- _GIVEN REQUEST_
Identify and pull out each line of the entries in which "image" occurs.

.....

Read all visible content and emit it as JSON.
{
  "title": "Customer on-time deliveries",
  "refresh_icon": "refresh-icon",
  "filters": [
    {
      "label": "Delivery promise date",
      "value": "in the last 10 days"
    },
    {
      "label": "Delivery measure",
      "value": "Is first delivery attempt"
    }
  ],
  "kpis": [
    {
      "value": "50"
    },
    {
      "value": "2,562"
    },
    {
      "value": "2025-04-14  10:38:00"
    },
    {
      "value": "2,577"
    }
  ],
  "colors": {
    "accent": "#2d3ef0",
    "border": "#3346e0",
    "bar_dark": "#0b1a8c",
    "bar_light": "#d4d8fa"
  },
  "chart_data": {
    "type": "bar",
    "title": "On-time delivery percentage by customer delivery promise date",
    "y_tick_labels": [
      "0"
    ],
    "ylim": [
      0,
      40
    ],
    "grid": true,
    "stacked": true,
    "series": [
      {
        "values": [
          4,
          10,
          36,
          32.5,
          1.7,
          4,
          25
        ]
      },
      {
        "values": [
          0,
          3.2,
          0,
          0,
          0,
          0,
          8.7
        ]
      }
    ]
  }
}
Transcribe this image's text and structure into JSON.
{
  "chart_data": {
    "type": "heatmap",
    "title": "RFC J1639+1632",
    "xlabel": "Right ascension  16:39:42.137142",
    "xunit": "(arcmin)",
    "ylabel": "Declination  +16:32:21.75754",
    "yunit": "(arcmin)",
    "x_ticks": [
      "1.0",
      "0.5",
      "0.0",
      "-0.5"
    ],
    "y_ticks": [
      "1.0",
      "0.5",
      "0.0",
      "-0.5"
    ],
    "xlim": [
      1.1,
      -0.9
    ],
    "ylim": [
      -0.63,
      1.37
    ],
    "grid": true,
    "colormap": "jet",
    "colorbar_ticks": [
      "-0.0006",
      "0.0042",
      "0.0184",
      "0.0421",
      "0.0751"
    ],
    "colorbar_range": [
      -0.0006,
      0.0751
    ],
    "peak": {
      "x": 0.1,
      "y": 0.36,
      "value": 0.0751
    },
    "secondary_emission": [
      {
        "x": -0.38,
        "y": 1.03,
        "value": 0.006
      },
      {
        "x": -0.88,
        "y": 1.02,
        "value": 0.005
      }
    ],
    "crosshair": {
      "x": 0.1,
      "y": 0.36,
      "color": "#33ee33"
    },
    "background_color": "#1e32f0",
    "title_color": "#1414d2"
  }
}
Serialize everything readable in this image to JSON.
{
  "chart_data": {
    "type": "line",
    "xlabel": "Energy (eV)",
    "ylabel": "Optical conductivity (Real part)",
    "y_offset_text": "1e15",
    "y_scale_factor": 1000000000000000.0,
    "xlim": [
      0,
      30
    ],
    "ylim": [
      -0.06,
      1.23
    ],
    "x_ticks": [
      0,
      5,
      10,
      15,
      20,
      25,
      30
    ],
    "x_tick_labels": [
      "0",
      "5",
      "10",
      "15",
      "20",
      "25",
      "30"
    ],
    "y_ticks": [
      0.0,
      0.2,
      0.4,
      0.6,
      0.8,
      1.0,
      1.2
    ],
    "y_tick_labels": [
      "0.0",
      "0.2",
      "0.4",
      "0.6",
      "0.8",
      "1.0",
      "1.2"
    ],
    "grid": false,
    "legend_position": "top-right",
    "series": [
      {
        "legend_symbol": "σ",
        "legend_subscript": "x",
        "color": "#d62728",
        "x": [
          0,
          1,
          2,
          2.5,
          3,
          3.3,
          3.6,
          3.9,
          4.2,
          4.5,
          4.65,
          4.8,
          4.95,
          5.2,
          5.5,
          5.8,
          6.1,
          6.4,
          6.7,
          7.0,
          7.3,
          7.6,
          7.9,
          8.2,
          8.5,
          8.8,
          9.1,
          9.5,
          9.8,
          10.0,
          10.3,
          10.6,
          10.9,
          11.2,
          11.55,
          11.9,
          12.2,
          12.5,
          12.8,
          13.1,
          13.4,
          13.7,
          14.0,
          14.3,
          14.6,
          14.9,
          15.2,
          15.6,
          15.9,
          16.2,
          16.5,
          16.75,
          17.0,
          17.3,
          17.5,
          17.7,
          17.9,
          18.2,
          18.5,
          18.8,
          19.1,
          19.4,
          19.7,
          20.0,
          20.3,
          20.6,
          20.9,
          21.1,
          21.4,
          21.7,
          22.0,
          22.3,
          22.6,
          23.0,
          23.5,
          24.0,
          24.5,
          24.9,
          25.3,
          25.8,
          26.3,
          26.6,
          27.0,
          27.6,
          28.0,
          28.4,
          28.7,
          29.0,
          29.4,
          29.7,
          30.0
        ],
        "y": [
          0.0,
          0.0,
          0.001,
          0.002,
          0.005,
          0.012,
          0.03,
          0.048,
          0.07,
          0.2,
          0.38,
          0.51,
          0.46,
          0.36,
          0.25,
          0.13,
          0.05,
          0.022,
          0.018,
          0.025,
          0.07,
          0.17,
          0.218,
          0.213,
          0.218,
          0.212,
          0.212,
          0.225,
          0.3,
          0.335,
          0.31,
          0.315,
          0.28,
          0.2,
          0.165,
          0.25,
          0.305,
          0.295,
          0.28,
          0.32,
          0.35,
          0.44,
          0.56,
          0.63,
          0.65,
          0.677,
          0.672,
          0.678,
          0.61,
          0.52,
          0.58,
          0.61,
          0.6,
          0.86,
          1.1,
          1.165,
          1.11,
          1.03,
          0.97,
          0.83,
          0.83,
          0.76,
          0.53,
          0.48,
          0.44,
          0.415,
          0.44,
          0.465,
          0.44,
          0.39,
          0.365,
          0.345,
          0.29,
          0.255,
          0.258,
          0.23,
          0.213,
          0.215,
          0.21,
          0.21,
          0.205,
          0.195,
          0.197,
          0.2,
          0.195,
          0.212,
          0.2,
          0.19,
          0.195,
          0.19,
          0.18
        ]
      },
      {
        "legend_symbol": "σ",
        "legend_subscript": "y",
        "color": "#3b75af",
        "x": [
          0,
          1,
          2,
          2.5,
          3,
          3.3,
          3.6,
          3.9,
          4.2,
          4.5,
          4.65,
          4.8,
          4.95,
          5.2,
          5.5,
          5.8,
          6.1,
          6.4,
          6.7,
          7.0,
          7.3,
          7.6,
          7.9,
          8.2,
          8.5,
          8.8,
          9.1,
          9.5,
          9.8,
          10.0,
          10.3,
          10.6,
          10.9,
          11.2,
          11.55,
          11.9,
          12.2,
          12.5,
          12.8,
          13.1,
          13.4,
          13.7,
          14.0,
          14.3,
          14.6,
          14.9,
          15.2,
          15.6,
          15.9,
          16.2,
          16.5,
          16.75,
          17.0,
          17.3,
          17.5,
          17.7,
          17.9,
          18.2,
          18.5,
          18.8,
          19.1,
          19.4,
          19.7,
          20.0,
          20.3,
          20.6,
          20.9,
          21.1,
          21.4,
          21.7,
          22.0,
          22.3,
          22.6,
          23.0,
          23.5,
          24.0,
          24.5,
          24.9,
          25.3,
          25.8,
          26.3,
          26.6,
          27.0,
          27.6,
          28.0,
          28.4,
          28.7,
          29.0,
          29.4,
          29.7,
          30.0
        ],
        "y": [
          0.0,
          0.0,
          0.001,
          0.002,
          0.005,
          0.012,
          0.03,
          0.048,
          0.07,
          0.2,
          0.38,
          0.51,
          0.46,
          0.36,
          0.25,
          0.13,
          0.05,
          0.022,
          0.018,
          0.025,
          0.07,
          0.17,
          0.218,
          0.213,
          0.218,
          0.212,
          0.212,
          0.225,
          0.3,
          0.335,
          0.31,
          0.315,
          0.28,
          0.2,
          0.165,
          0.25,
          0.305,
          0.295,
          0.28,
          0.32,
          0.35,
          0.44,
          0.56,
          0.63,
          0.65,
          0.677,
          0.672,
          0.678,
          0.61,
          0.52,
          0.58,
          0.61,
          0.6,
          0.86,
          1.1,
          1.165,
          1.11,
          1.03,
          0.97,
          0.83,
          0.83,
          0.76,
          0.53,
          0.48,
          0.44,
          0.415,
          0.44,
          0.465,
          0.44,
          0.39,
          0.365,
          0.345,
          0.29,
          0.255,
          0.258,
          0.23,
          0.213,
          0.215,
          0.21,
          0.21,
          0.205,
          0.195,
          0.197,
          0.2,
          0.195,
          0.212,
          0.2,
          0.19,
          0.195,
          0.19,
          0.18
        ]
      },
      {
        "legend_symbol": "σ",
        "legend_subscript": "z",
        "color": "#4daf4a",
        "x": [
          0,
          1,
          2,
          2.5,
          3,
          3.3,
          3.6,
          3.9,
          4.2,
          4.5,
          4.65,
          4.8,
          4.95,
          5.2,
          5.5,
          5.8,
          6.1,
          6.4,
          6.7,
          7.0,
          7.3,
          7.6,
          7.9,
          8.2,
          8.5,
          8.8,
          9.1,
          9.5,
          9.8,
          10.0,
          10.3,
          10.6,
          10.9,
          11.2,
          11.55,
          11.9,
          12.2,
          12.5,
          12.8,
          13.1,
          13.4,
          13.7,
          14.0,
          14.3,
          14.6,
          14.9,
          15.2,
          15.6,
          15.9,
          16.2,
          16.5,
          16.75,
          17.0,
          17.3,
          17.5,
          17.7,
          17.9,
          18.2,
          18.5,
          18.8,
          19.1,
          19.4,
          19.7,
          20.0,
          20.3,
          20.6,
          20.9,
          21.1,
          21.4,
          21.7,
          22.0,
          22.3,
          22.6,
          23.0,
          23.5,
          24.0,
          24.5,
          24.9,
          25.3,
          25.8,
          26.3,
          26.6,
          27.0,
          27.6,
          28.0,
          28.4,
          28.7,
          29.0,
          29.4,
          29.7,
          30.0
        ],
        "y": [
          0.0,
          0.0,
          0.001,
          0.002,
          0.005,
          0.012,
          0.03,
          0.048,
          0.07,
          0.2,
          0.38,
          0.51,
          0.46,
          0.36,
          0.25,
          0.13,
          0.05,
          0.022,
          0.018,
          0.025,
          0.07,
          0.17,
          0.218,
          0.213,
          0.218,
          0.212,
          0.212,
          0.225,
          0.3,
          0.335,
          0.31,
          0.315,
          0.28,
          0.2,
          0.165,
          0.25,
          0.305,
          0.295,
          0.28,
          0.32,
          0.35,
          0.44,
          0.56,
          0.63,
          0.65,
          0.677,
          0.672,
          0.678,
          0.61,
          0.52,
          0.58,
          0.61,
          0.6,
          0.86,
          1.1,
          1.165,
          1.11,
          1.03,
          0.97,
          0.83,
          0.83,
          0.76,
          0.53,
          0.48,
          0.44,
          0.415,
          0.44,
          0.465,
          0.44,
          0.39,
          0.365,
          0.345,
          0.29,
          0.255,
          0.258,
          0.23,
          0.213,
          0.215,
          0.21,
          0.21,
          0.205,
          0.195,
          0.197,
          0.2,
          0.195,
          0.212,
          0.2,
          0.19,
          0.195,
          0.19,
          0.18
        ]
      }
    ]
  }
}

.....

- _EXERCISE RESULT_
Transcribe this image's text and structure into JSON.
Serialize everything readable in this image to JSON.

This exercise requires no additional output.